Write out the full listing exactly as given, minus the images.

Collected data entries
——————

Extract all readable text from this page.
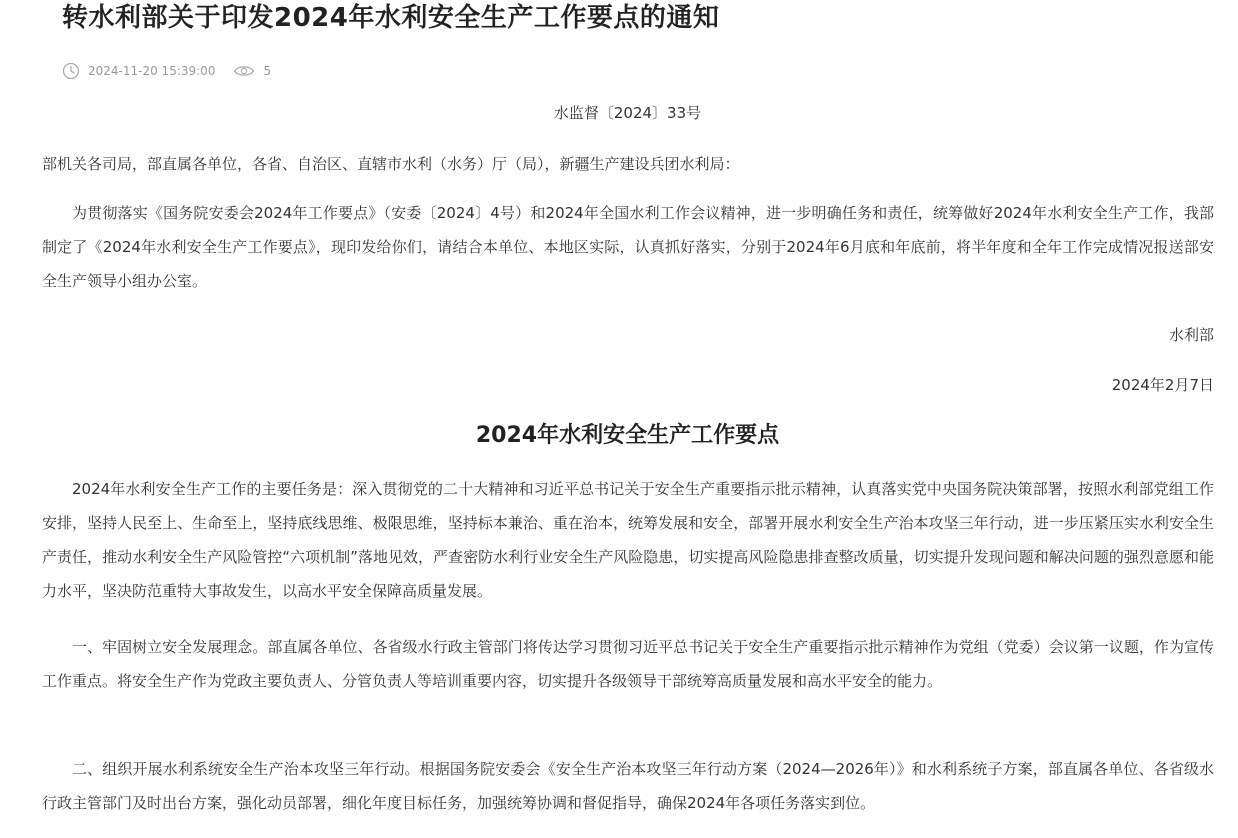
转水利部关于印发2024年水利安全生产工作要点的通知
2024-11-20 15:39:00	5
水监督〔2024〕33号
部机关各司局，部直属各单位，各省、自治区、直辖市水利（水务）厅（局），新疆生产建设兵团水利局：

为贯彻落实《国务院安委会2024年工作要点》（安委〔2024〕4号）和2024年全国水利工作会议精神，进一步明确任务和责任，统筹做好2024年水利安全生产工作，我部制定了《2024年水利安全生产工作要点》，现印发给你们，请结合本单位、本地区实际，认真抓好落实，分别于2024年6月底和年底前，将半年度和全年工作完成情况报送部安全生产领导小组办公室。

水利部
2024年2月7日
2024年水利安全生产工作要点

2024年水利安全生产工作的主要任务是：深入贯彻党的二十大精神和习近平总书记关于安全生产重要指示批示精神，认真落实党中央国务院决策部署，按照水利部党组工作安排，坚持人民至上、生命至上，坚持底线思维、极限思维，坚持标本兼治、重在治本，统筹发展和安全，部署开展水利安全生产治本攻坚三年行动，进一步压紧压实水利安全生产责任，推动水利安全生产风险管控“六项机制”落地见效，严查密防水利行业安全生产风险隐患，切实提高风险隐患排查整改质量，切实提升发现问题和解决问题的强烈意愿和能力水平，坚决防范重特大事故发生，以高水平安全保障高质量发展。

一、牢固树立安全发展理念。部直属各单位、各省级水行政主管部门将传达学习贯彻习近平总书记关于安全生产重要指示批示精神作为党组（党委）会议第一议题，作为宣传工作重点。将安全生产作为党政主要负责人、分管负责人等培训重要内容，切实提升各级领导干部统筹高质量发展和高水平安全的能力。

二、组织开展水利系统安全生产治本攻坚三年行动。根据国务院安委会《安全生产治本攻坚三年行动方案（2024—2026年）》和水利系统子方案，部直属各单位、各省级水行政主管部门及时出台方案，强化动员部署，细化年度目标任务，加强统筹协调和督促指导，确保2024年各项任务落实到位。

——————

▶ _Output_
Extract all readable text from this page.
转水利部关于印发2024年水利安全生产工作要点的通知
2024-11-20 15:39:00	5
水监督〔2024〕33号
部机关各司局，部直属各单位，各省、自治区、直辖市水利（水务）厅（局），新疆生产建设兵团水利局：

为贯彻落实《国务院安委会2024年工作要点》（安委〔2024〕4号）和2024年全国水利工作会议精神，进一步明确任务和责任，统筹做好2024年水利安全生产工作，我部制定了《2024年水利安全生产工作要点》，现印发给你们，请结合本单位、本地区实际，认真抓好落实，分别于2024年6月底和年底前，将半年度和全年工作完成情况报送部安全生产领导小组办公室。

水利部
2024年2月7日
2024年水利安全生产工作要点

2024年水利安全生产工作的主要任务是：深入贯彻党的二十大精神和习近平总书记关于安全生产重要指示批示精神，认真落实党中央国务院决策部署，按照水利部党组工作安排，坚持人民至上、生命至上，坚持底线思维、极限思维，坚持标本兼治、重在治本，统筹发展和安全，部署开展水利安全生产治本攻坚三年行动，进一步压紧压实水利安全生产责任，推动水利安全生产风险管控“六项机制”落地见效，严查密防水利行业安全生产风险隐患，切实提高风险隐患排查整改质量，切实提升发现问题和解决问题的强烈意愿和能力水平，坚决防范重特大事故发生，以高水平安全保障高质量发展。

一、牢固树立安全发展理念。部直属各单位、各省级水行政主管部门将传达学习贯彻习近平总书记关于安全生产重要指示批示精神作为党组（党委）会议第一议题，作为宣传工作重点。将安全生产作为党政主要负责人、分管负责人等培训重要内容，切实提升各级领导干部统筹高质量发展和高水平安全的能力。

二、组织开展水利系统安全生产治本攻坚三年行动。根据国务院安委会《安全生产治本攻坚三年行动方案（2024—2026年）》和水利系统子方案，部直属各单位、各省级水行政主管部门及时出台方案，强化动员部署，细化年度目标任务，加强统筹协调和督促指导，确保2024年各项任务落实到位。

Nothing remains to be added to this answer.